▶ _DO THIS_
Copy the material below verbatim, line for line, omitting the pictures from your output.

>> start DATA

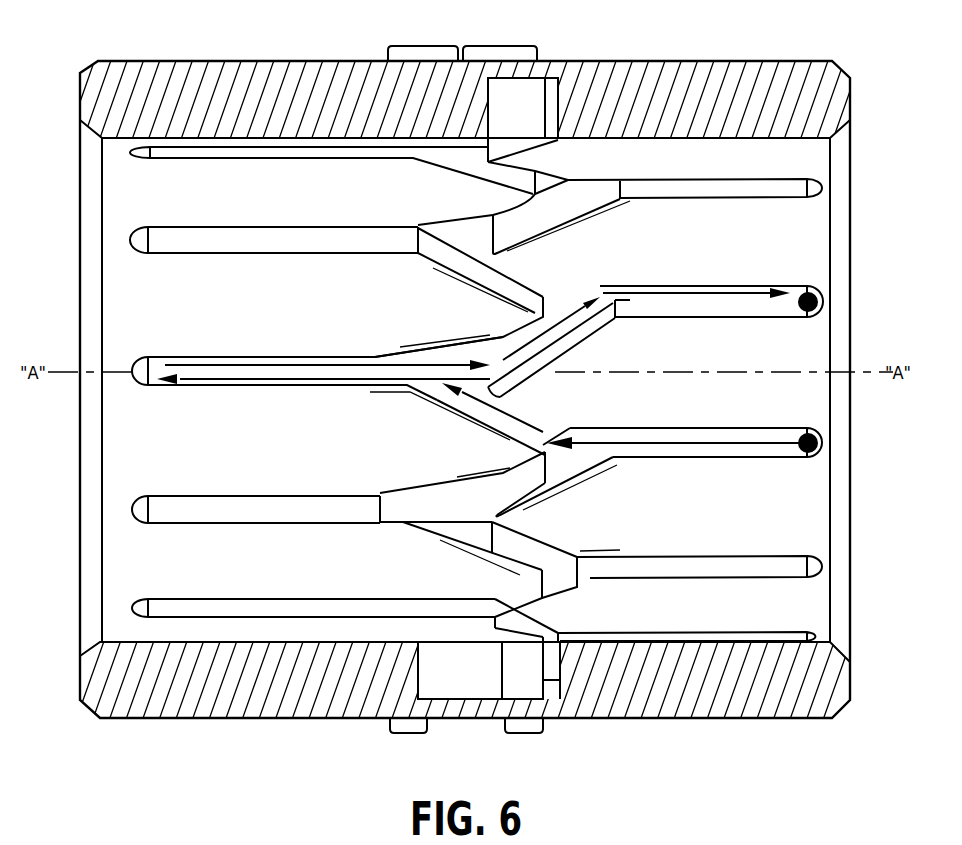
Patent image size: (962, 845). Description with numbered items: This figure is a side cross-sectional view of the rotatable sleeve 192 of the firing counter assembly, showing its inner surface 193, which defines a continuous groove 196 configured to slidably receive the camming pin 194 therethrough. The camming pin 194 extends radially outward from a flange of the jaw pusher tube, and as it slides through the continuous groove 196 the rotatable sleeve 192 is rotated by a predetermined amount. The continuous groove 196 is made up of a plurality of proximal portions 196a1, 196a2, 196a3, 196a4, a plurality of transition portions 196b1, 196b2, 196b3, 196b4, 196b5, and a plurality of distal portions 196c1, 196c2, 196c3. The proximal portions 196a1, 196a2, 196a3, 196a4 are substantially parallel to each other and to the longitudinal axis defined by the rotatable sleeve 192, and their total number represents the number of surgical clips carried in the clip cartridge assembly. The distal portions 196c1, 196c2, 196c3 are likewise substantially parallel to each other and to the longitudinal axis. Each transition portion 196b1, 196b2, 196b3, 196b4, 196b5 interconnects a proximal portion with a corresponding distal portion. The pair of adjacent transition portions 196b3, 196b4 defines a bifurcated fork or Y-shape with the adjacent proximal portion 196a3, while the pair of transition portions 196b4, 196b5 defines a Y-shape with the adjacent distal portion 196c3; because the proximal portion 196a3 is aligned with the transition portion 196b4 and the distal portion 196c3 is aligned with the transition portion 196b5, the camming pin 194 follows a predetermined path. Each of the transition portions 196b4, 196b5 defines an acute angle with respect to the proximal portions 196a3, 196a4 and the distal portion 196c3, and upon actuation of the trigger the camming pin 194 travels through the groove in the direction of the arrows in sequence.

The rotatable sleeve 192 is at (772, 90).
The inner surface 193 is at (817, 162).
The camming pin 194 is at (809, 432).
The continuous groove 196 is at (261, 155).
The proximal portion 196a1 is at (822, 636).
The proximal portion 196a2 is at (822, 567).
The proximal portion 196a3 is at (817, 452).
The proximal portion 196a4 is at (816, 305).
The transition portion 196b1 is at (548, 626).
The transition portion 196b2 is at (547, 537).
The transition portion 196b3 is at (513, 463).
The transition portion 196b4 is at (448, 403).
The transition portion 196b5 is at (420, 343).
The distal portion 196c1 is at (137, 607).
The distal portion 196c2 is at (133, 505).
The distal portion 196c3 is at (134, 370).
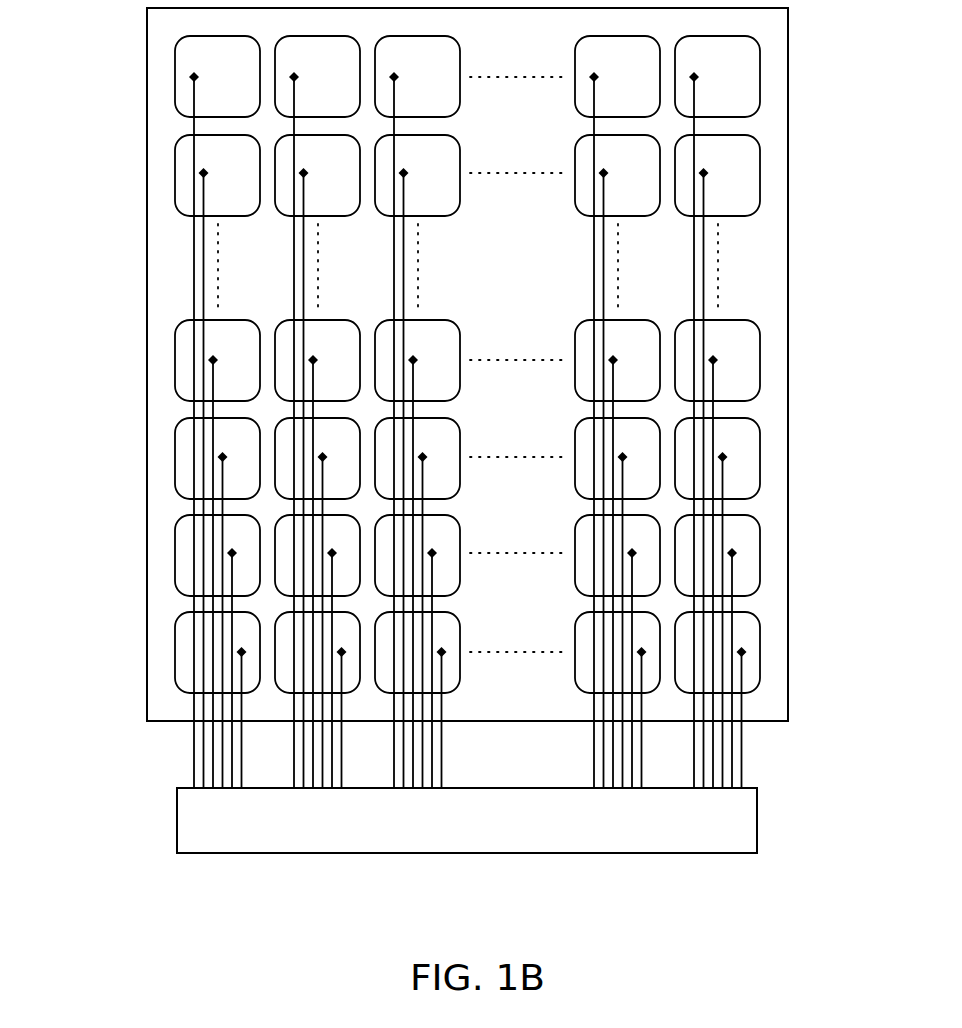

>> end DATA

▶ _TASK ANSWER_
Patent image size: (962, 845). Description with numbered items: This figure is a side cross-sectional view of the rotatable sleeve 192 of the firing counter assembly, showing its inner surface 193, which defines a continuous groove 196 configured to slidably receive the camming pin 194 therethrough. The camming pin 194 extends radially outward from a flange of the jaw pusher tube, and as it slides through the continuous groove 196 the rotatable sleeve 192 is rotated by a predetermined amount. The continuous groove 196 is made up of a plurality of proximal portions 196a1, 196a2, 196a3, 196a4, a plurality of transition portions 196b1, 196b2, 196b3, 196b4, 196b5, and a plurality of distal portions 196c1, 196c2, 196c3. The proximal portions 196a1, 196a2, 196a3, 196a4 are substantially parallel to each other and to the longitudinal axis defined by the rotatable sleeve 192, and their total number represents the number of surgical clips carried in the clip cartridge assembly. The distal portions 196c1, 196c2, 196c3 are likewise substantially parallel to each other and to the longitudinal axis. Each transition portion 196b1, 196b2, 196b3, 196b4, 196b5 interconnects a proximal portion with a corresponding distal portion. The pair of adjacent transition portions 196b3, 196b4 defines a bifurcated fork or Y-shape with the adjacent proximal portion 196a3, while the pair of transition portions 196b4, 196b5 defines a Y-shape with the adjacent distal portion 196c3; because the proximal portion 196a3 is aligned with the transition portion 196b4 and the distal portion 196c3 is aligned with the transition portion 196b5, the camming pin 194 follows a predetermined path. Each of the transition portions 196b4, 196b5 defines an acute angle with respect to the proximal portions 196a3, 196a4 and the distal portion 196c3, and upon actuation of the trigger the camming pin 194 travels through the groove in the direction of the arrows in sequence.

The rotatable sleeve 192 is at (772, 90).
The inner surface 193 is at (817, 162).
The camming pin 194 is at (809, 432).
The continuous groove 196 is at (261, 155).
The proximal portion 196a1 is at (822, 636).
The proximal portion 196a2 is at (822, 567).
The proximal portion 196a3 is at (817, 452).
The proximal portion 196a4 is at (816, 305).
The transition portion 196b1 is at (548, 626).
The transition portion 196b2 is at (547, 537).
The transition portion 196b3 is at (513, 463).
The transition portion 196b4 is at (448, 403).
The transition portion 196b5 is at (420, 343).
The distal portion 196c1 is at (137, 607).
The distal portion 196c2 is at (133, 505).
The distal portion 196c3 is at (134, 370).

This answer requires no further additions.